### WHAT YOU NEED TO DO
Locate the string "true" in the listing below. Copy every line where it is found.

### RECORDED DATA
--- START ---

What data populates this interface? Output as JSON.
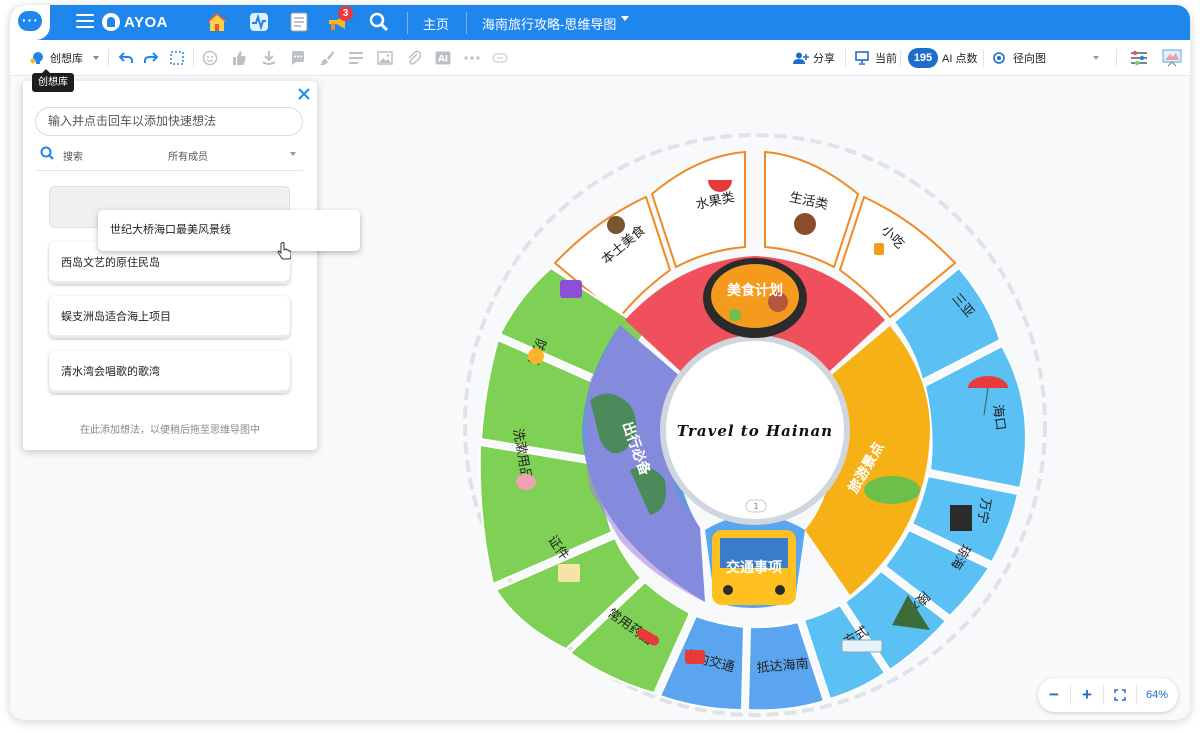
{
  "app": {
    "brand": "AYOA",
    "notification_count": "3"
  },
  "breadcrumb": {
    "home": "主页",
    "title": "海南旅行攻略-思维导图"
  },
  "toolbar": {
    "ideas_label": "创想库",
    "share_label": "分享",
    "present_label": "当前",
    "ai_points": "195",
    "ai_label": "AI 点数",
    "view_mode": "径向图"
  },
  "tooltip": {
    "text": "创想库"
  },
  "ideas_panel": {
    "quick_input_placeholder": "输入并点击回车以添加快速想法",
    "search_label": "搜索",
    "member_filter": "所有成员",
    "dragging_card": "世纪大桥海口最美风景线",
    "cards": [
      "西岛文艺的原住民岛",
      "蜈支洲岛适合海上项目",
      "清水湾会唱歌的歌湾"
    ],
    "hint": "在此添加想法，以便稍后拖至思维导图中"
  },
  "mindmap": {
    "center": "Travel to Hainan",
    "comment_count": "1",
    "core_branches": [
      "美食计划",
      "旅游景点",
      "交通事项",
      "出行必备"
    ],
    "food_items": [
      "本土美食",
      "水果类",
      "生活类",
      "小吃"
    ],
    "spot_items": [
      "三亚",
      "海口",
      "万宁",
      "琼海",
      "陵水"
    ],
    "transport_items": [
      "方式",
      "抵达海南",
      "市内交通"
    ],
    "essentials_items": [
      "常用药品",
      "证件",
      "洗漱用品",
      "防晒",
      ""
    ]
  },
  "zoom": {
    "level": "64%"
  },
  "colors": {
    "brand_blue": "#1f86ec",
    "food_red": "#f0505c",
    "spots_orange": "#f6b117",
    "transport_blue": "#5aa4f0",
    "essentials_green": "#7ed154",
    "sky_blue": "#5bc0f4"
  }
}
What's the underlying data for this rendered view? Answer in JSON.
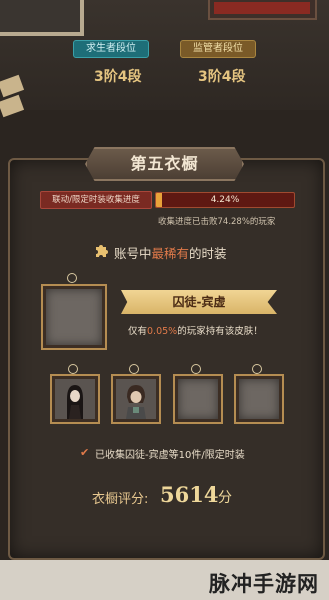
{
  "ranks": {
    "survivor_label": "求生者段位",
    "survivor_value": "3阶4段",
    "hunter_label": "监管者段位",
    "hunter_value": "3阶4段"
  },
  "wardrobe": {
    "title": "第五衣橱",
    "progress_label": "联动/限定时装收集进度",
    "progress_percent": 4.24,
    "progress_text": "4.24%",
    "progress_note": "收集进度已击败74.28%的玩家"
  },
  "rarest": {
    "title_prefix": "账号中",
    "title_highlight": "最稀有",
    "title_suffix": "的时装",
    "item_name": "囚徒-宾虚",
    "note_prefix": "仅有",
    "note_highlight": "0.05%",
    "note_suffix": "的玩家持有该皮肤！"
  },
  "collected_note": "已收集囚徒-宾虚等10件/限定时装",
  "score": {
    "label": "衣橱评分:",
    "value": "5614",
    "unit": "分"
  },
  "watermark": "脉冲手游网",
  "colors": {
    "accent": "#e07a4a",
    "gold": "#eed79a",
    "progress_fill": "#e8a23a"
  }
}
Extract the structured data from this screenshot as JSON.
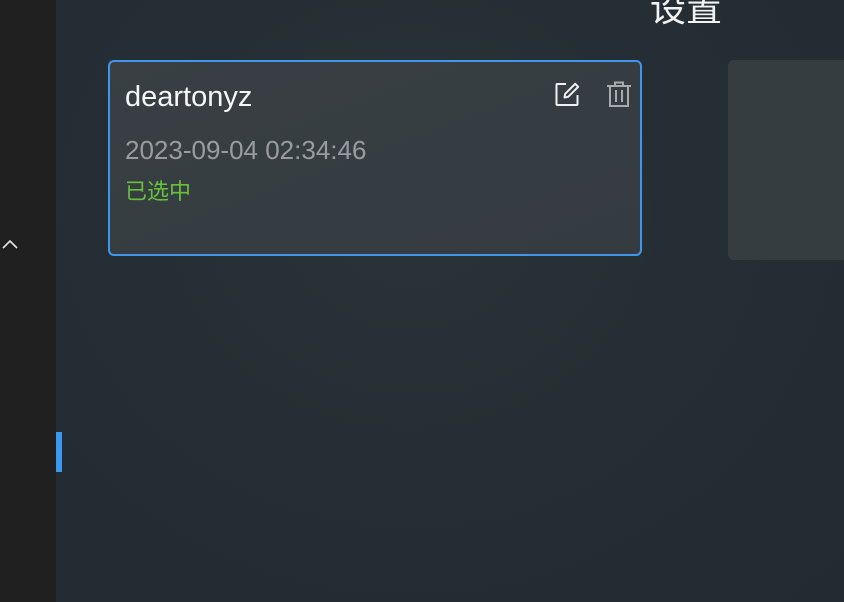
{
  "page": {
    "title": "设置"
  },
  "sidebar": {
    "collapse_icon": "chevron-up-icon"
  },
  "cards": [
    {
      "name": "deartonyz",
      "time": "2023-09-04 02:34:46",
      "status": "已选中",
      "edit_icon": "edit-icon",
      "delete_icon": "trash-icon"
    }
  ],
  "colors": {
    "accent": "#3f97ec",
    "status_selected": "#67c23a",
    "card_bg": "#393f43",
    "rail_bg": "#202020",
    "page_bg": "#222b31"
  }
}
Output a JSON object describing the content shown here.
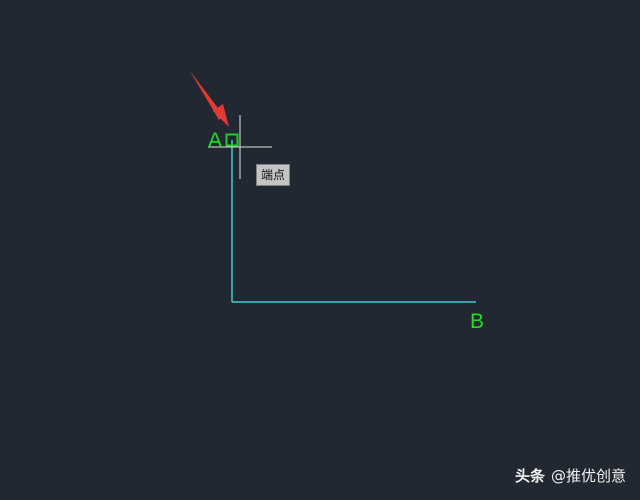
{
  "canvas": {
    "background_color": "#222831"
  },
  "drawing": {
    "line_color": "#3fc8d4",
    "crosshair_color": "#e0e0e0",
    "snap_marker_color": "#22cc22",
    "arrow_color": "#e53935"
  },
  "labels": {
    "point_a": "A",
    "point_b": "B",
    "label_color": "#1ee01e"
  },
  "tooltip": {
    "text": "端点"
  },
  "watermark": {
    "brand": "头条",
    "handle": "@推优创意"
  }
}
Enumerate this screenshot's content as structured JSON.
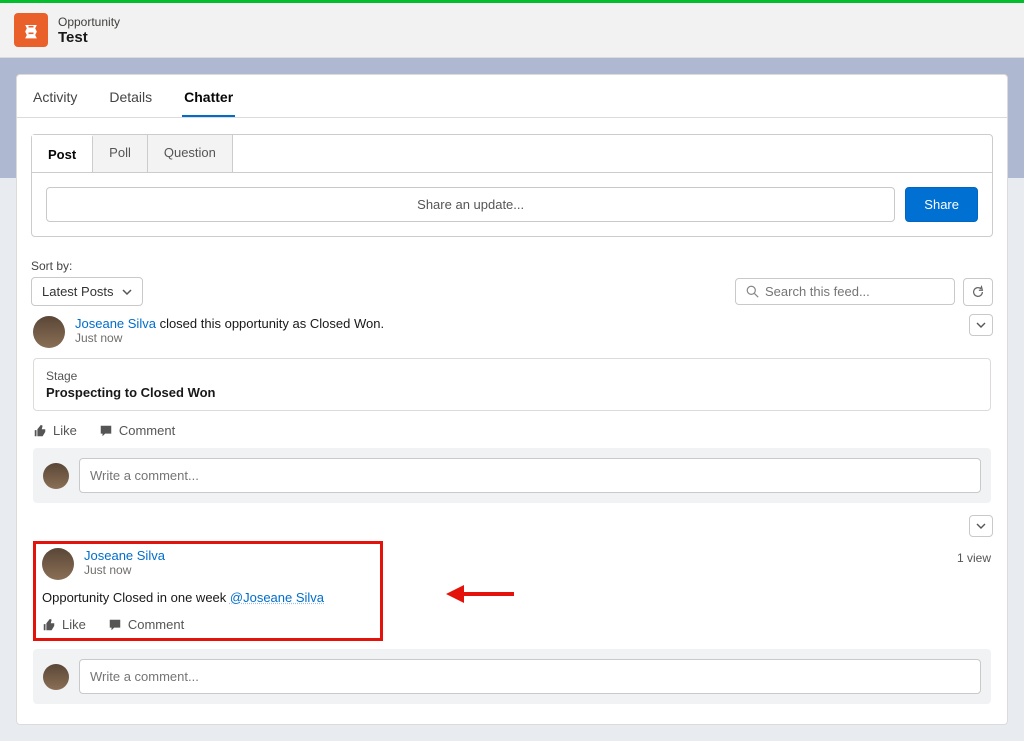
{
  "record": {
    "type_label": "Opportunity",
    "name": "Test"
  },
  "tabs": {
    "activity": "Activity",
    "details": "Details",
    "chatter": "Chatter"
  },
  "publisher": {
    "tabs": {
      "post": "Post",
      "poll": "Poll",
      "question": "Question"
    },
    "placeholder": "Share an update...",
    "share_btn": "Share"
  },
  "sort": {
    "label": "Sort by:",
    "selected": "Latest Posts",
    "search_placeholder": "Search this feed..."
  },
  "post1": {
    "author": "Joseane Silva",
    "action_text": " closed this opportunity as Closed Won.",
    "time": "Just now",
    "change_field": "Stage",
    "change_value": "Prospecting to Closed Won",
    "like": "Like",
    "comment": "Comment",
    "comment_placeholder": "Write a comment..."
  },
  "post2": {
    "author": "Joseane Silva",
    "time": "Just now",
    "body_prefix": "Opportunity Closed in one week ",
    "mention": "@Joseane Silva",
    "like": "Like",
    "comment": "Comment",
    "views": "1 view",
    "comment_placeholder": "Write a comment..."
  }
}
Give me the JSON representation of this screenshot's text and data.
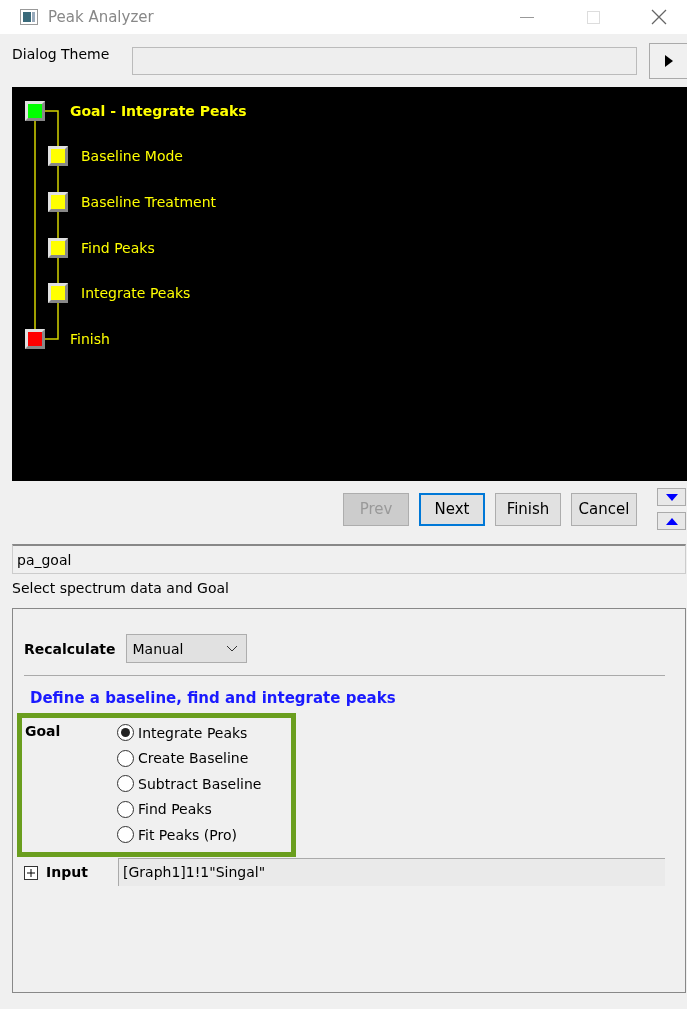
{
  "window": {
    "title": "Peak Analyzer"
  },
  "theme": {
    "label": "Dialog Theme"
  },
  "tree": [
    {
      "label": "Goal - Integrate Peaks",
      "color": "#00ff00",
      "bold": true,
      "children": [
        {
          "label": "Baseline Mode",
          "color": "#ffff00"
        },
        {
          "label": "Baseline Treatment",
          "color": "#ffff00"
        },
        {
          "label": "Find Peaks",
          "color": "#ffff00"
        },
        {
          "label": "Integrate Peaks",
          "color": "#ffff00"
        }
      ]
    },
    {
      "label": "Finish",
      "color": "#ff0000",
      "bold": false
    }
  ],
  "buttons": [
    {
      "label": "Prev",
      "disabled": true,
      "focused": false
    },
    {
      "label": "Next",
      "disabled": false,
      "focused": true
    },
    {
      "label": "Finish",
      "disabled": false,
      "focused": false
    },
    {
      "label": "Cancel",
      "disabled": false,
      "focused": false
    }
  ],
  "name_field": {
    "value": "pa_goal"
  },
  "description": "Select spectrum data and Goal",
  "settings": {
    "recalculate": {
      "label": "Recalculate",
      "value": "Manual"
    },
    "heading": "Define a baseline, find and integrate peaks",
    "goal": {
      "label": "Goal",
      "options": [
        {
          "label": "Integrate Peaks",
          "selected": true
        },
        {
          "label": "Create Baseline",
          "selected": false
        },
        {
          "label": "Subtract Baseline",
          "selected": false
        },
        {
          "label": "Find Peaks",
          "selected": false
        },
        {
          "label": "Fit Peaks (Pro)",
          "selected": false
        }
      ]
    },
    "input": {
      "label": "Input",
      "expanded": false,
      "value": "[Graph1]1!1\"Singal\""
    }
  }
}
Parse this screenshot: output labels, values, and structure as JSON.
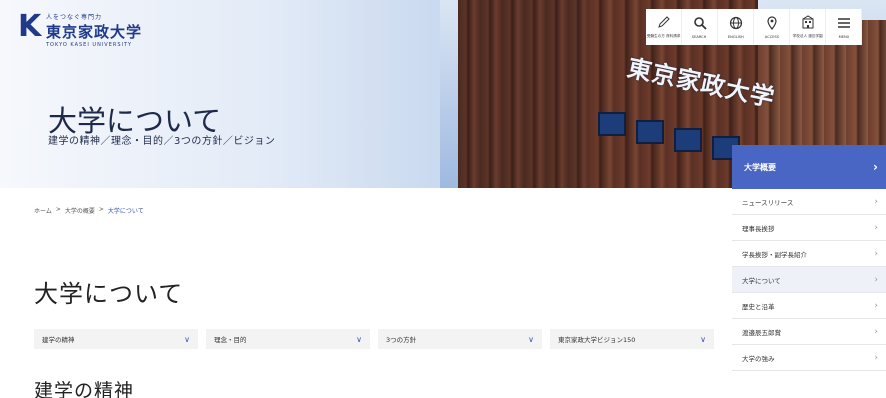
{
  "logo": {
    "tagline": "人をつなぐ専門力",
    "name": "東京家政大学",
    "name_en": "TOKYO KASEI UNIVERSITY"
  },
  "hero": {
    "title": "大学について",
    "subtitle": "建学の精神／理念・目的／3つの方針／ビジョン",
    "building_sign": "東京家政大学"
  },
  "toolbar": [
    {
      "icon": "pencil-icon",
      "label": "受験生の方 資料請求"
    },
    {
      "icon": "search-icon",
      "label": "SEARCH"
    },
    {
      "icon": "globe-icon",
      "label": "ENGLISH"
    },
    {
      "icon": "location-pin-icon",
      "label": "ACCESS"
    },
    {
      "icon": "school-building-icon",
      "label": "学校法人 渡辺学園"
    },
    {
      "icon": "menu-icon",
      "label": "MENU"
    }
  ],
  "breadcrumb": {
    "home": "ホーム",
    "sep": ">",
    "parent": "大学の概要",
    "current": "大学について"
  },
  "page_title": "大学について",
  "tabs": [
    {
      "label": "建学の精神"
    },
    {
      "label": "理念・目的"
    },
    {
      "label": "3つの方針"
    },
    {
      "label": "東京家政大学ビジョン150"
    }
  ],
  "section_title": "建学の精神",
  "side_nav": {
    "head": "大学概要",
    "items": [
      {
        "label": "ニュースリリース",
        "active": false
      },
      {
        "label": "理事長挨拶",
        "active": false
      },
      {
        "label": "学長挨拶・副学長紹介",
        "active": false
      },
      {
        "label": "大学について",
        "active": true
      },
      {
        "label": "歴史と沿革",
        "active": false
      },
      {
        "label": "渡邉辰五郎賞",
        "active": false
      },
      {
        "label": "大学の強み",
        "active": false
      }
    ]
  },
  "colors": {
    "brand": "#1f3a8a",
    "accent": "#4a66c4",
    "tab_bg": "#f3f3f3"
  }
}
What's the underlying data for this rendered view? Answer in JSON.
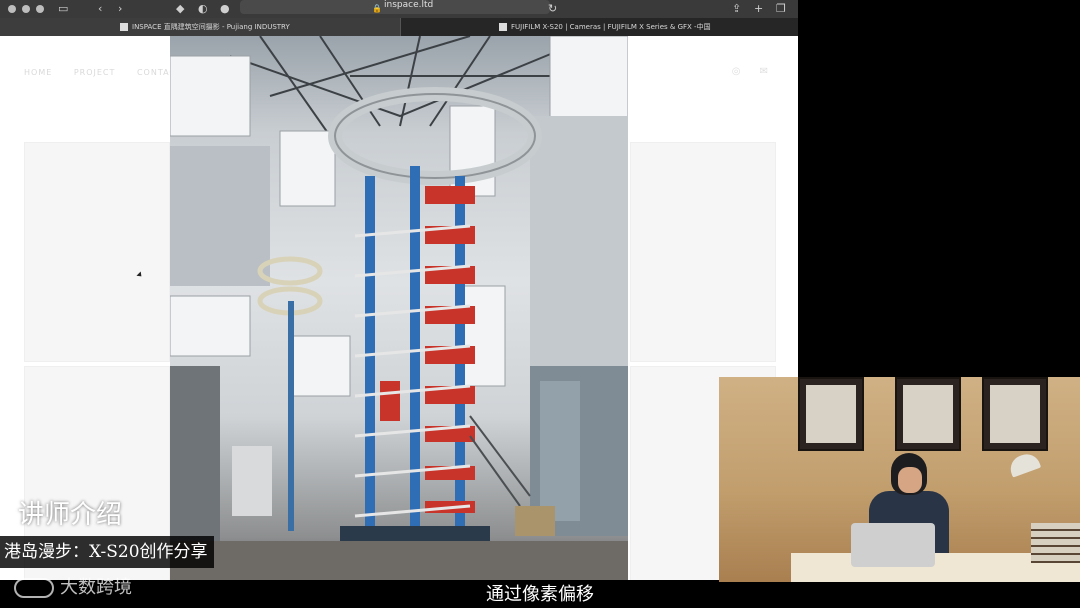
{
  "browser": {
    "url": "inspace.ltd",
    "tabs": [
      {
        "label": "INSPACE 直隅建筑空间摄影 - Pujiang INDUSTRY",
        "active": true
      },
      {
        "label": "FUJIFILM X-S20 | Cameras | FUJIFILM X Series & GFX -中国",
        "active": false
      }
    ]
  },
  "website": {
    "nav": [
      "HOME",
      "PROJECT",
      "CONTACT"
    ]
  },
  "overlay": {
    "lecturer_heading": "讲师介绍",
    "lecturer_name": "港岛漫步：X-S20创作分享",
    "logo_text": "大数跨境",
    "subtitle": "通过像素偏移"
  },
  "colors": {
    "toolbar": "#3a3a3a",
    "tabbar": "#2b2b2b",
    "caption_bg": "#000000",
    "webcam_wall": "#c29e6d"
  },
  "icons": [
    "close-dot",
    "minimize-dot",
    "zoom-dot",
    "sidebar-icon",
    "back-icon",
    "forward-icon",
    "shield-icon",
    "lock-icon",
    "reload-icon",
    "share-icon",
    "new-tab-icon",
    "tabs-overview-icon"
  ]
}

--- END ---

### EXERCISE RESULT
      "bold": true,
      "disabled": true,
      "focused": true
          "selected": true
        "active": true
        "active": true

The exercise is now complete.